• **WRITTEN TASK**
Below are records; count the lines that contain "this" and give only the total.

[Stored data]
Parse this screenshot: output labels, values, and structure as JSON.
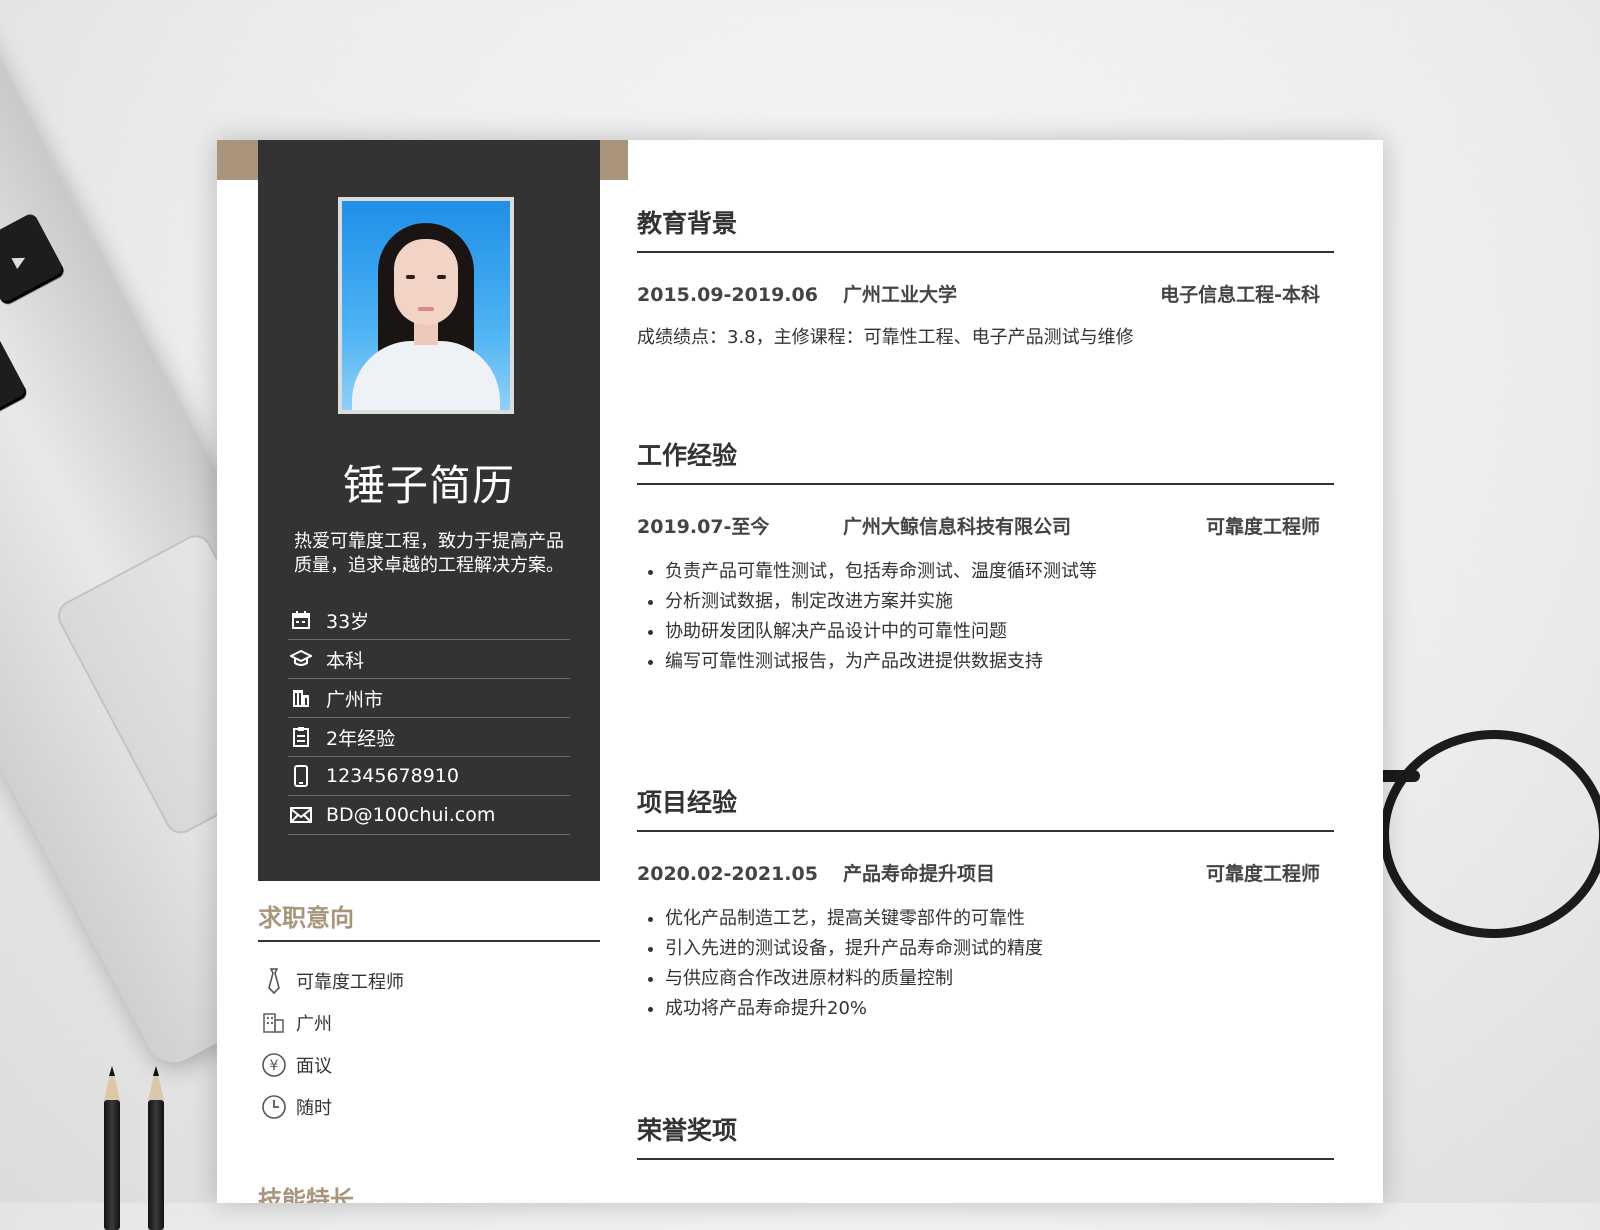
{
  "profile": {
    "name": "锤子简历",
    "motto": "热爱可靠度工程，致力于提高产品质量，追求卓越的工程解决方案。",
    "info": [
      {
        "icon": "calendar-icon",
        "text": "33岁"
      },
      {
        "icon": "graduation-cap-icon",
        "text": "本科"
      },
      {
        "icon": "building-icon",
        "text": "广州市"
      },
      {
        "icon": "clipboard-icon",
        "text": "2年经验"
      },
      {
        "icon": "phone-icon",
        "text": "12345678910"
      },
      {
        "icon": "envelope-icon",
        "text": "BD@100chui.com"
      }
    ]
  },
  "intent": {
    "title": "求职意向",
    "items": [
      {
        "icon": "tie-icon",
        "text": "可靠度工程师"
      },
      {
        "icon": "office-building-icon",
        "text": "广州"
      },
      {
        "icon": "yuan-coin-icon",
        "text": "面议"
      },
      {
        "icon": "clock-icon",
        "text": "随时"
      }
    ]
  },
  "skills": {
    "title": "技能特长"
  },
  "education": {
    "title": "教育背景",
    "date": "2015.09-2019.06",
    "school": "广州工业大学",
    "major": "电子信息工程-本科",
    "desc": "成绩绩点：3.8，主修课程：可靠性工程、电子产品测试与维修"
  },
  "work": {
    "title": "工作经验",
    "date": "2019.07-至今",
    "company": "广州大鲸信息科技有限公司",
    "role": "可靠度工程师",
    "bullets": [
      "负责产品可靠性测试，包括寿命测试、温度循环测试等",
      "分析测试数据，制定改进方案并实施",
      "协助研发团队解决产品设计中的可靠性问题",
      "编写可靠性测试报告，为产品改进提供数据支持"
    ]
  },
  "project": {
    "title": "项目经验",
    "date": "2020.02-2021.05",
    "name": "产品寿命提升项目",
    "role": "可靠度工程师",
    "bullets": [
      "优化产品制造工艺，提高关键零部件的可靠性",
      "引入先进的测试设备，提升产品寿命测试的精度",
      "与供应商合作改进原材料的质量控制",
      "成功将产品寿命提升20%"
    ]
  },
  "honors": {
    "title": "荣誉奖项"
  },
  "colors": {
    "accent": "#a8957b",
    "panel": "#333333"
  }
}
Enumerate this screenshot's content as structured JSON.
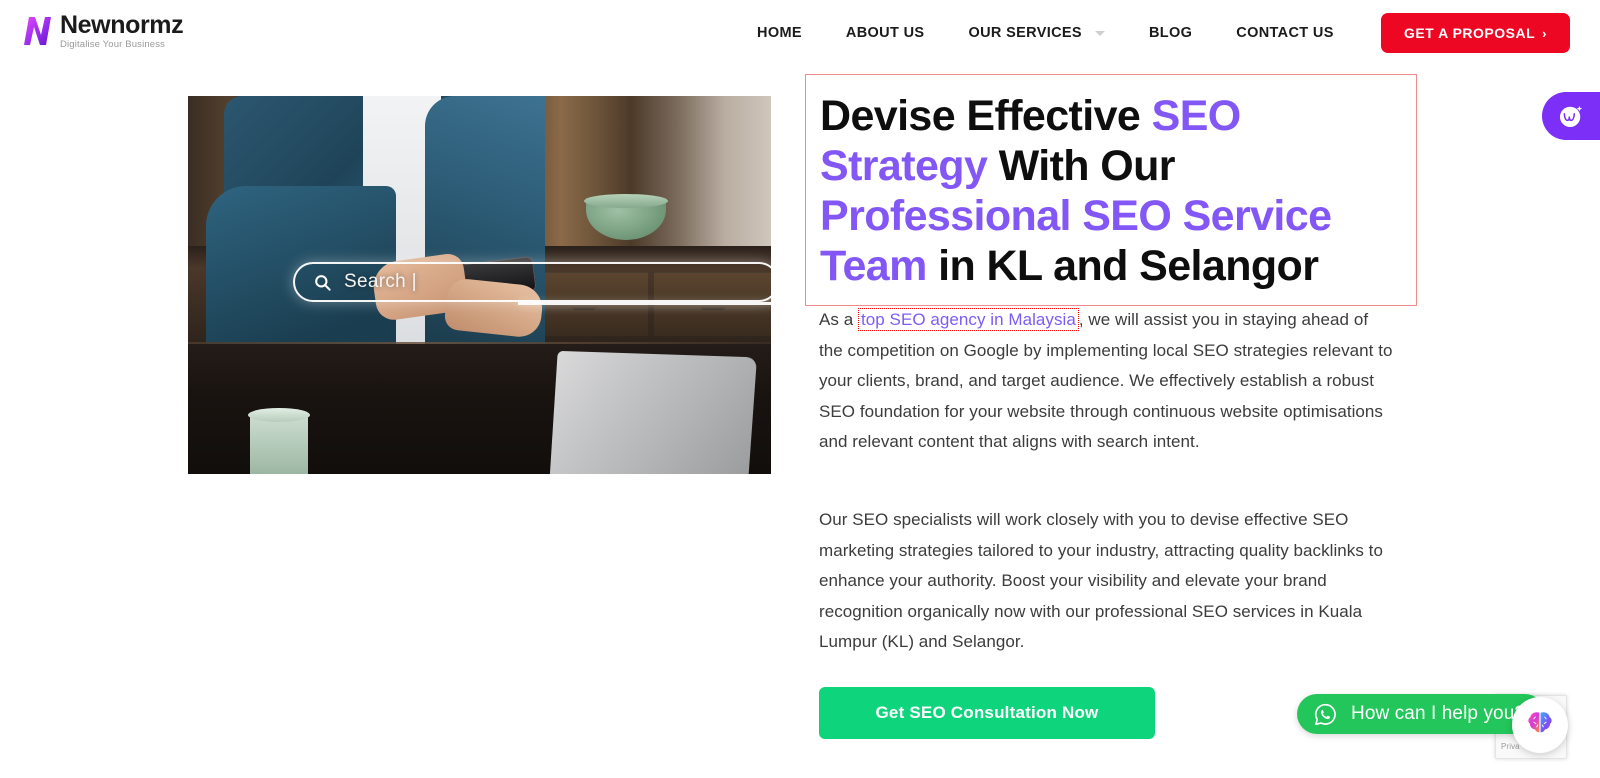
{
  "header": {
    "brand": {
      "name": "Newnormz",
      "tagline": "Digitalise Your Business",
      "logo_icon": "newnormz-n-mark",
      "gradient_from": "#e040fb",
      "gradient_to": "#6a1bd1"
    },
    "nav": [
      {
        "label": "HOME",
        "has_dropdown": false
      },
      {
        "label": "ABOUT US",
        "has_dropdown": false
      },
      {
        "label": "OUR SERVICES",
        "has_dropdown": true
      },
      {
        "label": "BLOG",
        "has_dropdown": false
      },
      {
        "label": "CONTACT US",
        "has_dropdown": false
      }
    ],
    "cta": {
      "label": "GET A PROPOSAL",
      "arrow": "›",
      "color": "#ed0722"
    }
  },
  "hero_image": {
    "alt": "Man in denim jacket using a smartphone at a desk with laptop, tablet and cup",
    "search_overlay": {
      "icon": "search-icon",
      "text": "Search |"
    }
  },
  "content": {
    "headline": {
      "parts": [
        {
          "text": "Devise Effective ",
          "accent": false
        },
        {
          "text": "SEO Strategy",
          "accent": true
        },
        {
          "text": " With Our ",
          "accent": false
        },
        {
          "text": "Professional SEO Service Team",
          "accent": true
        },
        {
          "text": " in KL and Selangor",
          "accent": false
        }
      ],
      "accent_color": "#8257f5",
      "box_border_color": "#f28b8b"
    },
    "paragraph1": {
      "before_link": "As a ",
      "link": "top SEO agency in Malaysia",
      "after_link": ", we will assist you in staying ahead of the competition on Google by implementing local SEO strategies relevant to your clients, brand, and target audience. We effectively establish a robust SEO foundation for your website through continuous website optimisations and relevant content that aligns with search intent.",
      "link_color": "#7c5cf5",
      "link_outline_color": "#ff0000"
    },
    "paragraph2": "Our SEO specialists will work closely with you to devise effective SEO marketing strategies tailored to your industry, attracting quality backlinks to enhance your authority. Boost your visibility and elevate your brand recognition organically now with our professional SEO services in Kuala Lumpur (KL) and Selangor.",
    "cta_button": {
      "label": "Get SEO Consultation Now",
      "color": "#0ed57c"
    }
  },
  "widgets": {
    "elementor_tab": {
      "icon": "elementor-ai-sparkle-icon",
      "color": "#7b2ff7"
    },
    "whatsapp": {
      "icon": "whatsapp-icon",
      "label": "How can I help you?",
      "color": "#23c65a"
    },
    "recaptcha": {
      "icon": "recaptcha-arrow-icon",
      "text": "Priva"
    },
    "brain_bubble": {
      "icon": "ai-brain-icon"
    }
  }
}
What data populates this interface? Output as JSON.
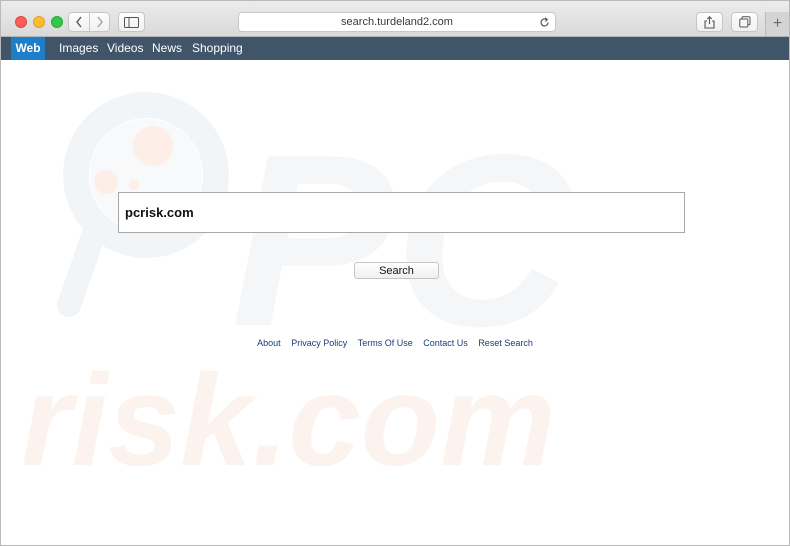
{
  "browser": {
    "url": "search.turdeland2.com",
    "new_tab_label": "+"
  },
  "nav": {
    "items": [
      {
        "label": "Web",
        "active": true
      },
      {
        "label": "Images",
        "active": false
      },
      {
        "label": "Videos",
        "active": false
      },
      {
        "label": "News",
        "active": false
      },
      {
        "label": "Shopping",
        "active": false
      }
    ]
  },
  "search": {
    "query": "pcrisk.com",
    "button_label": "Search"
  },
  "footer": {
    "links": [
      "About",
      "Privacy Policy",
      "Terms Of Use",
      "Contact Us",
      "Reset Search"
    ]
  },
  "watermark": {
    "text_top": "PC",
    "text_bottom": "risk.com"
  },
  "colors": {
    "nav_bg": "#405569",
    "nav_active": "#1f7ec8",
    "link": "#1d3b77"
  }
}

• **WRITTEN SOLUTION**
3